Extract the full set of records that follows, word for word.

Start of Records

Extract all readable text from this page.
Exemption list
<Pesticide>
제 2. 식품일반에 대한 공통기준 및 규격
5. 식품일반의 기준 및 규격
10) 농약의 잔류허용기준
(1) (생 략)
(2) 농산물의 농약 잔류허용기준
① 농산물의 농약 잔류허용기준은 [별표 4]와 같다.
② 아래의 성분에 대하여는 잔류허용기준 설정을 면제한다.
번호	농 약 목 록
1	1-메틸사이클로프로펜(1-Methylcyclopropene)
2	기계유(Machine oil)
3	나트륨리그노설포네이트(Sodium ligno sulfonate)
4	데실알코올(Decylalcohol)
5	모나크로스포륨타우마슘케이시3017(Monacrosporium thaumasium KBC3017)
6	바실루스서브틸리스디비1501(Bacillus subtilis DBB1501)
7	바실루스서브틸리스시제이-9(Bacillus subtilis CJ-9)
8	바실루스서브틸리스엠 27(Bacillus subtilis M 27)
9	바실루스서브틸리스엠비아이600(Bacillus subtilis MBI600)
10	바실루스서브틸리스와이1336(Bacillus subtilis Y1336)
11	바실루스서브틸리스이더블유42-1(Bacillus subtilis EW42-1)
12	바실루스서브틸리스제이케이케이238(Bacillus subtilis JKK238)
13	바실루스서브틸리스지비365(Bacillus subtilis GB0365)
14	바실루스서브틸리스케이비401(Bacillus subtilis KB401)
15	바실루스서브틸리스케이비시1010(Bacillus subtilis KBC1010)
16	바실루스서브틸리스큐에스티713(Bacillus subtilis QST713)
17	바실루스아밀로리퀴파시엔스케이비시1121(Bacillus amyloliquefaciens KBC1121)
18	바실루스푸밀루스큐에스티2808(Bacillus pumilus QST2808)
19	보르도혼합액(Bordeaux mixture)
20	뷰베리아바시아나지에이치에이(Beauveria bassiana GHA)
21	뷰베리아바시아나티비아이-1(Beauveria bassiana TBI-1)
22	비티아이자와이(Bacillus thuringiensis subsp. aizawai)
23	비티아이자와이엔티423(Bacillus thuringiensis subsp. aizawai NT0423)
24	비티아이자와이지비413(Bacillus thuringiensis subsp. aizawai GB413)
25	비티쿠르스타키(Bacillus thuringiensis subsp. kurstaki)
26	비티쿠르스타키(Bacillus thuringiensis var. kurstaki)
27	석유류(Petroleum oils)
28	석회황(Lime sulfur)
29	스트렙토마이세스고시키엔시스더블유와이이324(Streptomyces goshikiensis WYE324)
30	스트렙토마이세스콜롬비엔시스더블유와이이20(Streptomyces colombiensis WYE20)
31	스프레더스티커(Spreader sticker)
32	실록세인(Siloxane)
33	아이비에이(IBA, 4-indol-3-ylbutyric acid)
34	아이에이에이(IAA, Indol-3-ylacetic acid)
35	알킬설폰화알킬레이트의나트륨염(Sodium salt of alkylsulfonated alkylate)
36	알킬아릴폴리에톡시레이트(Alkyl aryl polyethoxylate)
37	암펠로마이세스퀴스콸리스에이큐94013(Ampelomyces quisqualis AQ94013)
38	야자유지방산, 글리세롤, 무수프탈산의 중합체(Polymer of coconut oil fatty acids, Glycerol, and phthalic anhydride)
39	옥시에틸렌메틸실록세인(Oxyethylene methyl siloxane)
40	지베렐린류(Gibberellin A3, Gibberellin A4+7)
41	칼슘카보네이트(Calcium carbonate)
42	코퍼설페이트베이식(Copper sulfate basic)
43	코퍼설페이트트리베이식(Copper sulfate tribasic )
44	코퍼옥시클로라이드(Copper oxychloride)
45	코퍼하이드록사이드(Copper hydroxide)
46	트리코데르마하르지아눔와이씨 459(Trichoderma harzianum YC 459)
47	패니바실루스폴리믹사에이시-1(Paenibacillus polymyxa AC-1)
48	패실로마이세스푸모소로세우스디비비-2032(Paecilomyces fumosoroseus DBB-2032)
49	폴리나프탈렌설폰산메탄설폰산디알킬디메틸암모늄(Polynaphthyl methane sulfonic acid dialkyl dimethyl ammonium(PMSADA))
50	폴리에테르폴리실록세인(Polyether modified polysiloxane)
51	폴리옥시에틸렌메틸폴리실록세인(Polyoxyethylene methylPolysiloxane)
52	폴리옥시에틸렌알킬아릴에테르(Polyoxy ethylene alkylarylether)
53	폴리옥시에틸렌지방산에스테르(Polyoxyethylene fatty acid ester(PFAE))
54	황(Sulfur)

End of Records

▸ Result below
Extract all readable text from this page.
Exemption list
<Pesticide>
제 2. 식품일반에 대한 공통기준 및 규격
5. 식품일반의 기준 및 규격
10) 농약의 잔류허용기준
(1) (생 략)
(2) 농산물의 농약 잔류허용기준
① 농산물의 농약 잔류허용기준은 [별표 4]와 같다.
② 아래의 성분에 대하여는 잔류허용기준 설정을 면제한다.
번호	농 약 목 록
1	1-메틸사이클로프로펜(1-Methylcyclopropene)
2	기계유(Machine oil)
3	나트륨리그노설포네이트(Sodium ligno sulfonate)
4	데실알코올(Decylalcohol)
5	모나크로스포륨타우마슘케이시3017(Monacrosporium thaumasium KBC3017)
6	바실루스서브틸리스디비1501(Bacillus subtilis DBB1501)
7	바실루스서브틸리스시제이-9(Bacillus subtilis CJ-9)
8	바실루스서브틸리스엠 27(Bacillus subtilis M 27)
9	바실루스서브틸리스엠비아이600(Bacillus subtilis MBI600)
10	바실루스서브틸리스와이1336(Bacillus subtilis Y1336)
11	바실루스서브틸리스이더블유42-1(Bacillus subtilis EW42-1)
12	바실루스서브틸리스제이케이케이238(Bacillus subtilis JKK238)
13	바실루스서브틸리스지비365(Bacillus subtilis GB0365)
14	바실루스서브틸리스케이비401(Bacillus subtilis KB401)
15	바실루스서브틸리스케이비시1010(Bacillus subtilis KBC1010)
16	바실루스서브틸리스큐에스티713(Bacillus subtilis QST713)
17	바실루스아밀로리퀴파시엔스케이비시1121(Bacillus amyloliquefaciens KBC1121)
18	바실루스푸밀루스큐에스티2808(Bacillus pumilus QST2808)
19	보르도혼합액(Bordeaux mixture)
20	뷰베리아바시아나지에이치에이(Beauveria bassiana GHA)
21	뷰베리아바시아나티비아이-1(Beauveria bassiana TBI-1)
22	비티아이자와이(Bacillus thuringiensis subsp. aizawai)
23	비티아이자와이엔티423(Bacillus thuringiensis subsp. aizawai NT0423)
24	비티아이자와이지비413(Bacillus thuringiensis subsp. aizawai GB413)
25	비티쿠르스타키(Bacillus thuringiensis subsp. kurstaki)
26	비티쿠르스타키(Bacillus thuringiensis var. kurstaki)
27	석유류(Petroleum oils)
28	석회황(Lime sulfur)
29	스트렙토마이세스고시키엔시스더블유와이이324(Streptomyces goshikiensis WYE324)
30	스트렙토마이세스콜롬비엔시스더블유와이이20(Streptomyces colombiensis WYE20)
31	스프레더스티커(Spreader sticker)
32	실록세인(Siloxane)
33	아이비에이(IBA, 4-indol-3-ylbutyric acid)
34	아이에이에이(IAA, Indol-3-ylacetic acid)
35	알킬설폰화알킬레이트의나트륨염(Sodium salt of alkylsulfonated alkylate)
36	알킬아릴폴리에톡시레이트(Alkyl aryl polyethoxylate)
37	암펠로마이세스퀴스콸리스에이큐94013(Ampelomyces quisqualis AQ94013)
38	야자유지방산, 글리세롤, 무수프탈산의 중합체(Polymer of coconut oil fatty acids, Glycerol, and phthalic anhydride)
39	옥시에틸렌메틸실록세인(Oxyethylene methyl siloxane)
40	지베렐린류(Gibberellin A3, Gibberellin A4+7)
41	칼슘카보네이트(Calcium carbonate)
42	코퍼설페이트베이식(Copper sulfate basic)
43	코퍼설페이트트리베이식(Copper sulfate tribasic )
44	코퍼옥시클로라이드(Copper oxychloride)
45	코퍼하이드록사이드(Copper hydroxide)
46	트리코데르마하르지아눔와이씨 459(Trichoderma harzianum YC 459)
47	패니바실루스폴리믹사에이시-1(Paenibacillus polymyxa AC-1)
48	패실로마이세스푸모소로세우스디비비-2032(Paecilomyces fumosoroseus DBB-2032)
49	폴리나프탈렌설폰산메탄설폰산디알킬디메틸암모늄(Polynaphthyl methane sulfonic acid dialkyl dimethyl ammonium(PMSADA))
50	폴리에테르폴리실록세인(Polyether modified polysiloxane)
51	폴리옥시에틸렌메틸폴리실록세인(Polyoxyethylene methylPolysiloxane)
52	폴리옥시에틸렌알킬아릴에테르(Polyoxy ethylene alkylarylether)
53	폴리옥시에틸렌지방산에스테르(Polyoxyethylene fatty acid ester(PFAE))
54	황(Sulfur)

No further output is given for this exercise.